_What the task asks:_
Write each record again exactly as it stands.

_Stored data:_

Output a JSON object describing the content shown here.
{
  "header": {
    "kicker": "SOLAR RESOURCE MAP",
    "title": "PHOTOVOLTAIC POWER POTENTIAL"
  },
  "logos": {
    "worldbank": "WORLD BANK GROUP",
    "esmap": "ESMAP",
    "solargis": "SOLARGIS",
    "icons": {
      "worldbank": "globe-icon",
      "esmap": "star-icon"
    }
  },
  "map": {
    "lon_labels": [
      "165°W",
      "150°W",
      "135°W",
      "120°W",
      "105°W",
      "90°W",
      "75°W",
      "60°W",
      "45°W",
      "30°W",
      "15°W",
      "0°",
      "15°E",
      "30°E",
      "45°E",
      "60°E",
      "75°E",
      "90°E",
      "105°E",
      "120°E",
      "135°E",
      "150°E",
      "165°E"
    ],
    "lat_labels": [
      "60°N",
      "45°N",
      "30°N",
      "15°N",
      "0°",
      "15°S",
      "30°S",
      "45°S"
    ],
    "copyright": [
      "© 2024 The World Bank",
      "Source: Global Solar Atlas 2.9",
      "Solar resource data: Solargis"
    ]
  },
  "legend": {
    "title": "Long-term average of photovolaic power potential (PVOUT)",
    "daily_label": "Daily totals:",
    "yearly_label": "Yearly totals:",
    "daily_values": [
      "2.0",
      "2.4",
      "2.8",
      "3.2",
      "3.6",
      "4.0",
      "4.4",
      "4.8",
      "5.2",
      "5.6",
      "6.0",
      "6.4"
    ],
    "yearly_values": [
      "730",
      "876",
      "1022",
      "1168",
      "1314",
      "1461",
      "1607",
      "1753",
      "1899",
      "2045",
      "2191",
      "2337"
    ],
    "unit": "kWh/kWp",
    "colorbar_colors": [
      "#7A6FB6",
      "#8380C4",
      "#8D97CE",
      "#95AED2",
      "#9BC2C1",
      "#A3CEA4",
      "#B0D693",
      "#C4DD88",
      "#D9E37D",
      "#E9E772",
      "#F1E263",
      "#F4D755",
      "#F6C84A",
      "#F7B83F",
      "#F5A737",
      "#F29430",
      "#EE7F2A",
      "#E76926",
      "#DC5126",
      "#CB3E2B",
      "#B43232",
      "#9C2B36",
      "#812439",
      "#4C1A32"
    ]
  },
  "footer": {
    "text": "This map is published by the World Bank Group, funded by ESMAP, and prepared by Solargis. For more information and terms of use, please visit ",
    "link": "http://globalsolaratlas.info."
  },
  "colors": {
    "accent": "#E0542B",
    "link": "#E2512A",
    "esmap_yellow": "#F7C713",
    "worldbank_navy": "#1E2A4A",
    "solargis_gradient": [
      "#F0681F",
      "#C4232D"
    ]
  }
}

_Output for this task:_
Output a JSON object describing the content shown here.
{
  "header": {
    "kicker": "SOLAR RESOURCE MAP",
    "title": "PHOTOVOLTAIC POWER POTENTIAL"
  },
  "logos": {
    "worldbank": "WORLD BANK GROUP",
    "esmap": "ESMAP",
    "solargis": "SOLARGIS",
    "icons": {
      "worldbank": "globe-icon",
      "esmap": "star-icon"
    }
  },
  "map": {
    "lon_labels": [
      "165°W",
      "150°W",
      "135°W",
      "120°W",
      "105°W",
      "90°W",
      "75°W",
      "60°W",
      "45°W",
      "30°W",
      "15°W",
      "0°",
      "15°E",
      "30°E",
      "45°E",
      "60°E",
      "75°E",
      "90°E",
      "105°E",
      "120°E",
      "135°E",
      "150°E",
      "165°E"
    ],
    "lat_labels": [
      "60°N",
      "45°N",
      "30°N",
      "15°N",
      "0°",
      "15°S",
      "30°S",
      "45°S"
    ],
    "copyright": [
      "© 2024 The World Bank",
      "Source: Global Solar Atlas 2.9",
      "Solar resource data: Solargis"
    ]
  },
  "legend": {
    "title": "Long-term average of photovolaic power potential (PVOUT)",
    "daily_label": "Daily totals:",
    "yearly_label": "Yearly totals:",
    "daily_values": [
      "2.0",
      "2.4",
      "2.8",
      "3.2",
      "3.6",
      "4.0",
      "4.4",
      "4.8",
      "5.2",
      "5.6",
      "6.0",
      "6.4"
    ],
    "yearly_values": [
      "730",
      "876",
      "1022",
      "1168",
      "1314",
      "1461",
      "1607",
      "1753",
      "1899",
      "2045",
      "2191",
      "2337"
    ],
    "unit": "kWh/kWp",
    "colorbar_colors": [
      "#7A6FB6",
      "#8380C4",
      "#8D97CE",
      "#95AED2",
      "#9BC2C1",
      "#A3CEA4",
      "#B0D693",
      "#C4DD88",
      "#D9E37D",
      "#E9E772",
      "#F1E263",
      "#F4D755",
      "#F6C84A",
      "#F7B83F",
      "#F5A737",
      "#F29430",
      "#EE7F2A",
      "#E76926",
      "#DC5126",
      "#CB3E2B",
      "#B43232",
      "#9C2B36",
      "#812439",
      "#4C1A32"
    ]
  },
  "footer": {
    "text": "This map is published by the World Bank Group, funded by ESMAP, and prepared by Solargis. For more information and terms of use, please visit ",
    "link": "http://globalsolaratlas.info."
  },
  "colors": {
    "accent": "#E0542B",
    "link": "#E2512A",
    "esmap_yellow": "#F7C713",
    "worldbank_navy": "#1E2A4A",
    "solargis_gradient": [
      "#F0681F",
      "#C4232D"
    ]
  }
}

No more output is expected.